◆ **WORK REQUEST**:
Resume the text on biomarker platforms for CCA clinical trials and clinical care, carrying it on from its final sentence.

4.3. Broadening biomarker platforms used for CCA clinical trials and clinical care

Biomarker development in CCA is challenged by the heterogeneity of tumor and microenvironment in CCA with rare individual subgroups, along with a scarcity of tumor tissue available for clinical diagnostics or research. In parallel with the development of longitudinal patient registries to collect clinical outcome data, large, integrated biorepositories of clinically annotated tumor and blood samples from patients treated on clinical trials as well as those treated with standard therapies are essential to serve as a platform for biomarker discovery and validation and for consistent molecular annotation of natural history cohorts [Citation3].

For clinical trials of targeted therapies requiring integral biomarker testing to determine eligibility, the scarcity of available tumor tissue for testing poses a challenge to accrual and risks exhausting the available sample for a single test. A broad panel including all of the established and candidate therapeutic targets in CCA () should be employed whenever possible for initial biomarker testing to avoid the risk of exhausting the patient’s available tumor sample for only a single gene or limited panel test, and to facilitate treatment with alternate targeted therapies if a different target is identified in the process. Local testing with a broad panel performed in a Clinical Laboratory Improvement Amendments (CLIA)-certified environment should be allowed for clinical trial entry to minimize duplicative testing. Further, use of a widely available local assay as the clinical trial assay (CTA) and/or companion diagnostic (CDx) could minimize the tissue requirements from individual patients and increase the sample size for CDx co-development in this tumor type with severely limited access to tumor tissue.

Noninvasive clinical biomarker validation for specific targets in CCA is a key priority owing to the scarcity of adequate tumor tissue for molecular profiling. Next-generation sequencing (NGS) of circulating cell-free tumor DNA (cfDNA) can identify exonic hotspot mutations (such as IDH1 mutations) in gastrointestinal tumors including CCA, as well as kinase domain mutations associated with resistance to FGFR2 inhibition in CCA [Citation10,Citation32,Citation33]. NGS of bile cfDNA has shown concordance with tumor mutation profiles in small studies in biliary tract cancers, suggesting bile may be an alternate source of cfDNA for molecular profiling [Citation34]. For CCA clinical trials, cfDNA assay results from a CLIA-certified context should be allowed for study entry along with provision of tumor tissue for central testing after enrollment, if available.

◆ **RECORD EXTRACTS**:

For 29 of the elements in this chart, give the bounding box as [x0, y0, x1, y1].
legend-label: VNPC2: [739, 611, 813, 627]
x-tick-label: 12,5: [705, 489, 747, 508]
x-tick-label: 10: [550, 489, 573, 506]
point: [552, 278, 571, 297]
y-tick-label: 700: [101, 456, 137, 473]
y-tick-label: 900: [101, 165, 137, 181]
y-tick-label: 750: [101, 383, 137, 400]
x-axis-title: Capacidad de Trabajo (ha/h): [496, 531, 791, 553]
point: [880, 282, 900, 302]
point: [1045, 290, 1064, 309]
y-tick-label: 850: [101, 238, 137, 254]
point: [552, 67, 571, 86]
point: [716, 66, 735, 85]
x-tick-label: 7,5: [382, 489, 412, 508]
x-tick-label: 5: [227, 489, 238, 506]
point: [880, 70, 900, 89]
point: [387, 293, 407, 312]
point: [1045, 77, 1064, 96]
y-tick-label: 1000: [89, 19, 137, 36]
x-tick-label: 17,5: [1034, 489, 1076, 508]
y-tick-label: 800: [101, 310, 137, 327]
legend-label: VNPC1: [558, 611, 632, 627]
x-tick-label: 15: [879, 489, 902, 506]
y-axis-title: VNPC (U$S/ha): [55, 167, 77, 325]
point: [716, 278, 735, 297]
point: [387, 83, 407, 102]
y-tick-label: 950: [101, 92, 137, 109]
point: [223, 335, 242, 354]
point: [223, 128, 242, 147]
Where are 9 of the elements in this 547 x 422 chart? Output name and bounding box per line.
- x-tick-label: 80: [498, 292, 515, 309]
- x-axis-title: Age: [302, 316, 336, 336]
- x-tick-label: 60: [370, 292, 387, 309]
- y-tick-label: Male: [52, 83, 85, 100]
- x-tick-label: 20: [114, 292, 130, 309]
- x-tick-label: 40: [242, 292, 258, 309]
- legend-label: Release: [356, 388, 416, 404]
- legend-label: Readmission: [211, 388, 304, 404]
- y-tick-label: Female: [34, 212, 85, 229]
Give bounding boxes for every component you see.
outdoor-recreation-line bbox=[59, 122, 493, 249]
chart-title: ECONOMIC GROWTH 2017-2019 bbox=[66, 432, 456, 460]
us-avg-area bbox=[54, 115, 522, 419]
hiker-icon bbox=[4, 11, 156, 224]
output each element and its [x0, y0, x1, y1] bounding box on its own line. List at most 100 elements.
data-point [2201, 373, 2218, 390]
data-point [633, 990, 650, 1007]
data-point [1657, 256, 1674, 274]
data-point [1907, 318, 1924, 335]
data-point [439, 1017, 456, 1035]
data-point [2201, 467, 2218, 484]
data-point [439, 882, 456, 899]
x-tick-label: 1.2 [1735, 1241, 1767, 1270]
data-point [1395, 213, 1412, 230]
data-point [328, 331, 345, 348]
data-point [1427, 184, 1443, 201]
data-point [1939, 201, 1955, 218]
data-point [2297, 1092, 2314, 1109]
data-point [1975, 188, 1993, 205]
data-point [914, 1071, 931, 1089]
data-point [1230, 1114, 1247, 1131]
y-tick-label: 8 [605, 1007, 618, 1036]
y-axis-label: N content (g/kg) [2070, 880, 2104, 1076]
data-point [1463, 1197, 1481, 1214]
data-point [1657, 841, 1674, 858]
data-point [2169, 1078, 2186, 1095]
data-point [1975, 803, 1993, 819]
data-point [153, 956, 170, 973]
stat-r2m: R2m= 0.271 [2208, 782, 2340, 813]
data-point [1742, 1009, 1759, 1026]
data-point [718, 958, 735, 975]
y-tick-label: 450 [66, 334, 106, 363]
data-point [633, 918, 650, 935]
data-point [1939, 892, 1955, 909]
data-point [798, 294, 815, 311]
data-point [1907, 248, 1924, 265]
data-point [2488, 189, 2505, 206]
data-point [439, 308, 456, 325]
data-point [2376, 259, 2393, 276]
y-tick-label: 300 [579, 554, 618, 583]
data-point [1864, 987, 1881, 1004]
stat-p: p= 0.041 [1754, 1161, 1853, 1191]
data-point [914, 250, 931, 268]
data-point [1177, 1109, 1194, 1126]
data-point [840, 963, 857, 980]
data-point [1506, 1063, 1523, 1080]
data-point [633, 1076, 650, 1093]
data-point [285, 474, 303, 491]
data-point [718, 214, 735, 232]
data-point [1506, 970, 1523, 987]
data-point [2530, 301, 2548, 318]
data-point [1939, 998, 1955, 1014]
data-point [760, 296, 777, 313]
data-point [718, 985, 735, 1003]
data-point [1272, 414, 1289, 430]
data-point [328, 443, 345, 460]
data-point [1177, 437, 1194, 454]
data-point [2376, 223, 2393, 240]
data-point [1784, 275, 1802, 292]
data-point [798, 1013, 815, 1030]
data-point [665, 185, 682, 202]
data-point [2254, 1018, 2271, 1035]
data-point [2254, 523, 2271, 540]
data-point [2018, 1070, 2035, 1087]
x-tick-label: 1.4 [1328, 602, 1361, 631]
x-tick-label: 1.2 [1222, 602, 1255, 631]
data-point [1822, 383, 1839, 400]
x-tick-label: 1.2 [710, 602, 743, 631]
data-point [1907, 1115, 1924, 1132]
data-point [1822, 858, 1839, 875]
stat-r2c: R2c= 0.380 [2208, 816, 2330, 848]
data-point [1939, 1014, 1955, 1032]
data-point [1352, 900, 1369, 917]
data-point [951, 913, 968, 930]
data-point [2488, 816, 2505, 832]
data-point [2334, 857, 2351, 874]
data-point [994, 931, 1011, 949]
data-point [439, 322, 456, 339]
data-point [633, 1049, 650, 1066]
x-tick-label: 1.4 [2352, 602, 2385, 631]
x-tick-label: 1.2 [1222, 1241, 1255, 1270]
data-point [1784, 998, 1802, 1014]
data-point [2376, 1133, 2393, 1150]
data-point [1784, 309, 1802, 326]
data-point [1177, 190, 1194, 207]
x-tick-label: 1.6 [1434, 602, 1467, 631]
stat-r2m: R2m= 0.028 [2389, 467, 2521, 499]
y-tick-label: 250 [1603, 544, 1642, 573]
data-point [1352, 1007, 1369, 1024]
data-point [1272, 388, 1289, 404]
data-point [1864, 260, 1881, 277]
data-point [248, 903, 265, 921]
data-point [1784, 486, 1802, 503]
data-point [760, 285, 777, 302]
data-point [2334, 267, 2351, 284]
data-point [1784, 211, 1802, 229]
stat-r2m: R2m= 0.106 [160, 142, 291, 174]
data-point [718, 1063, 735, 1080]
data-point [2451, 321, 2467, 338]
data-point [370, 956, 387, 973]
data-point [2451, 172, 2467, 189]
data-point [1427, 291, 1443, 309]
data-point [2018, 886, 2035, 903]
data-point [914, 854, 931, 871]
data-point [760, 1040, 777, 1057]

◆ **TASK OUTPUT**:
A key challenge to the utility of cfDNA in cholangiocarcinoma, however, is the current lack of sensitivity for detecting translocations, particularly in the FGFR2 gene which can occur across large, non-coding, intronic regions [Citation14]. Detection of FGFR2 and other fusions occurring in intronic regions will continue to require tumor tissue NGS for detection until cfDNA assays have been validated for individual translocations.

Declaration of interest

B Keenan has grant funding from NIH T32AI007334 and the Conquer Cancer Foundation, American Society of Clinical Oncology, and research support from Partner Therapeutics.

RK Kelley has research support from Agios, Astra Zeneca, Bayer, BMS, Eli Lilly, EMD Serono, Exelixis, Merck, Partner Therapeutics, QED, Novartis, and Taiho (all to institution). She receives consulting/steering committee fees to her institution from Astra Zeneca, BMS, and Agios, and receives advisory/IDMC fees from GNE/Roche, Ipsen, and Gilead. The authors have no other relevant affiliations or financial involvement with any organization or entity with a financial interest in or financial conflict with the subject matter or materials discussed in the manuscript. This includes employment, consultancies, honoraria, stock ownership or options, expert testimony, grants or patents received or pending, or royalties.

Reviewer disclosures

Peer reviewers on this manuscript have no relevant financial or other relationships to disclose.